SUPPLIED PASSAGE>
=====

COLUMBIA UNIVERSITY, June, 1905




PREFACE


The work which is presented in the following pages is intended to be a
modest contribution to the natural history of Weltschmerz.

The writer has endeavored first of all to define carefully the
distinction between pessimism and Weltschmerz; then to classify the
latter, both as to its origin and its forms of expression, and to
indicate briefly its relation to mental pathology and to contemporary
social and political conditions. The three poets selected for
discussion, were chosen because they represent distinct types, under
which probably all other poets of Weltschmerz may be classified, or to
which they will at least be found analogous; and to the extent to which
such is the case, the treatise may be regarded as exhaustive. In the
case of each author treated, the development of the peculiar phase of
Weltschmerz characteristic of him has been traced, and analyzed with
reference to its various modes of expression. Hoelderlin is the idealist,
Lenau exhibits the profoundly pathetic side of Weltschmerz, while Heine
is its satirist. They have been considered in this order, because they
represent three progressive stages of Weltschmerz viewed as a
psychological process: Hoelderlin naive, Lenau self-conscious, Heine
endeavoring to conceal his melancholy beneath the disguise of
self-irony.

It is a pleasure to tender my grateful acknowledgments to my former
Professors, Calvin Thomas and William H. Carpenter of Columbia
University, and Camillo von Klenze and Starr Willard Cutting of the
University of Chicago, under whose stimulating direction and
never-failing assistance my graduate studies were carried on.




CONTENTS


Chapter I--Introduction 1

Chapter II--Hoelderlin 9

Chapter III--Lenau 35

Chapter IV--Heine 59

Chapter V--Bibliography 85




CHAPTER I

=Introduction=


The purpose of the following study is to examine closely certain German
authors of modern times, whose lives and writings exemplify in an
unusually striking degree that peculiar phase of lyric feeling which has
characterized German literature, often in a more or less epidemic form,
since the days of "Werther," and to which, at an early period in the
nineteenth century, was assigned the significant name "Weltschmerz."

With this side of the poet under investigation, there must of necessity
be an enquiry, not only into his writings, his expressed feelings, but
also his physical and mental constitution on the one hand, and into his
theory of existence in general on the other. Psychology and philosophy
then are the two adjacent fields into which it may become necessary to
pursue the subject in hand, and for this reason it is only fair to call
attention to the difficulties which surround the student of literature
in discussing philosophical ideas or psychological phenomena. Intrepid
indeed would it be for him to attempt a final judgment in these bearings
of his subject, where wise men have differed and doctors have disagreed.

=====

RECORDED INFORMATION>
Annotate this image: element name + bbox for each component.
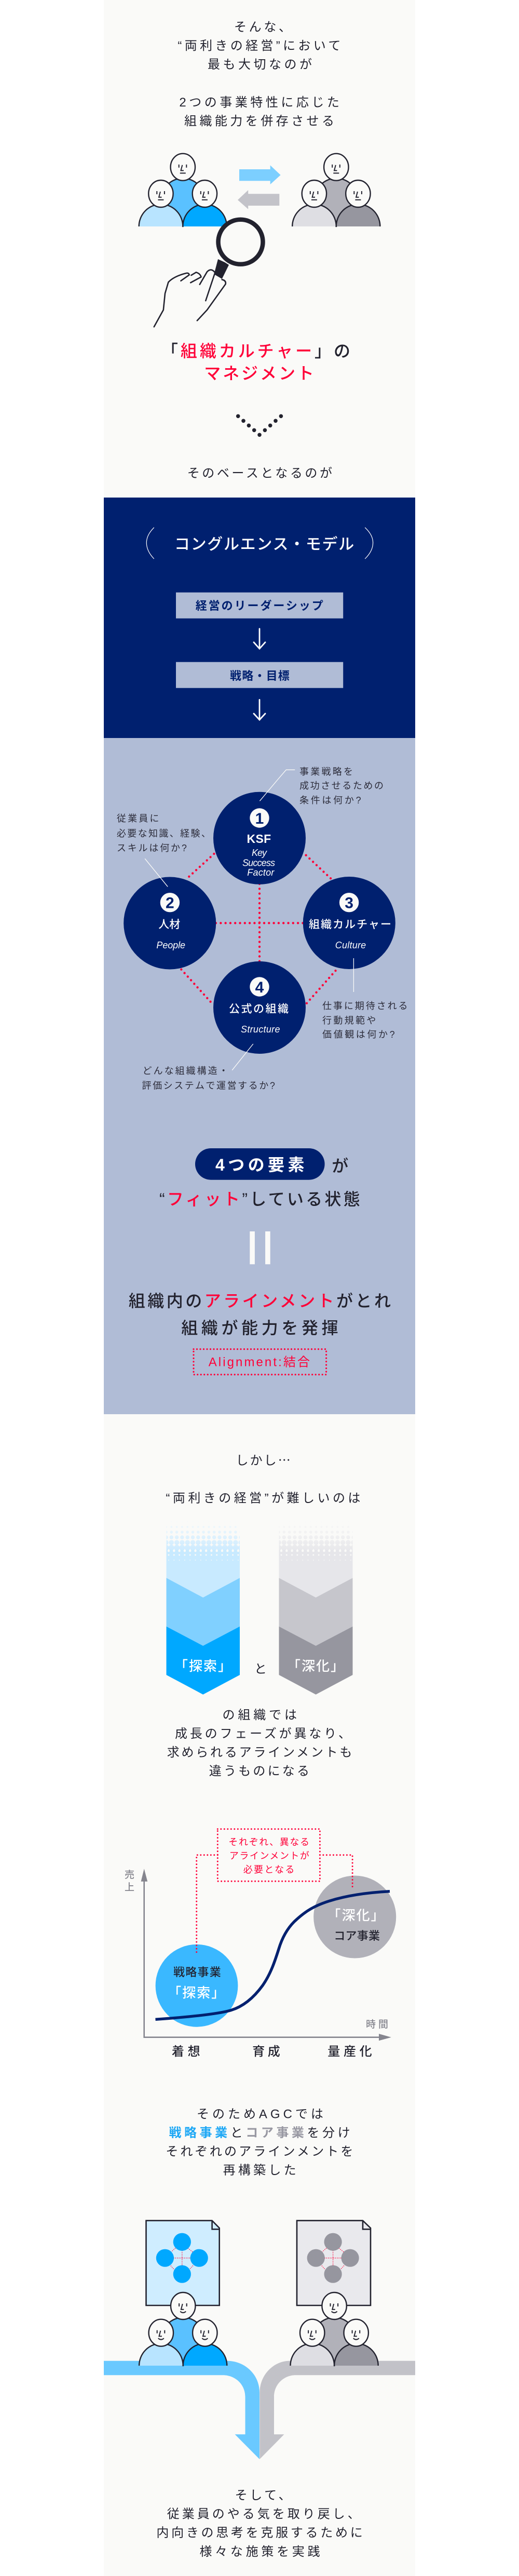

=====

CHALLENGE 1> In the Weltschmerz text, reproduce the passage from "With this side" to "doctors have disagreed." word for word.
CHALLENGE 2> According to the Weltschmerz text, which of the three poets is the satirist of Weltschmerz?
CHALLENGE 3> Extend the Weltschmerz text by writing what follows its final sentence.

TASK RESPONSE 1>
With this side of the poet under investigation, there must of necessity
be an enquiry, not only into his writings, his expressed feelings, but
also his physical and mental constitution on the one hand, and into his
theory of existence in general on the other. Psychology and philosophy
then are the two adjacent fields into which it may become necessary to
pursue the subject in hand, and for this reason it is only fair to call
attention to the difficulties which surround the student of literature
in discussing philosophical ideas or psychological phenomena. Intrepid
indeed would it be for him to attempt a final judgment in these bearings
of his subject, where wise men have differed and doctors have disagreed.

TASK RESPONSE 2> Heine

TASK RESPONSE 3>
Although sometimes loosely used as synonyms, it is necessary to note
that there is a well-defined distinction between Weltschmerz and
pessimism. Weltschmerz may be defined as the poetic expression of an
abnormal sensitiveness of the feelings to the moral and physical evils
and misery of existence--a condition which may or may not be based upon
a reasoned conviction that the sum of human misery is greater than the
sum of human happiness. It is usually characterized also by a certain
lack of will-energy, a sort of sentimental yielding to these painful
emotions. It is therefore entirely a matter of "Gemuet." Pessimism, on
the other hand, purports to be a theory of existence, the result of
deliberate philosophic argument and investigation, by which its votaries
have reached the dispassionate conclusion that there is no real good or
pleasure in the world that is not clearly outweighed by evil or pain,
and that therefore self-destruction, or at least final annihilation is
the consummation devoutly to be wished.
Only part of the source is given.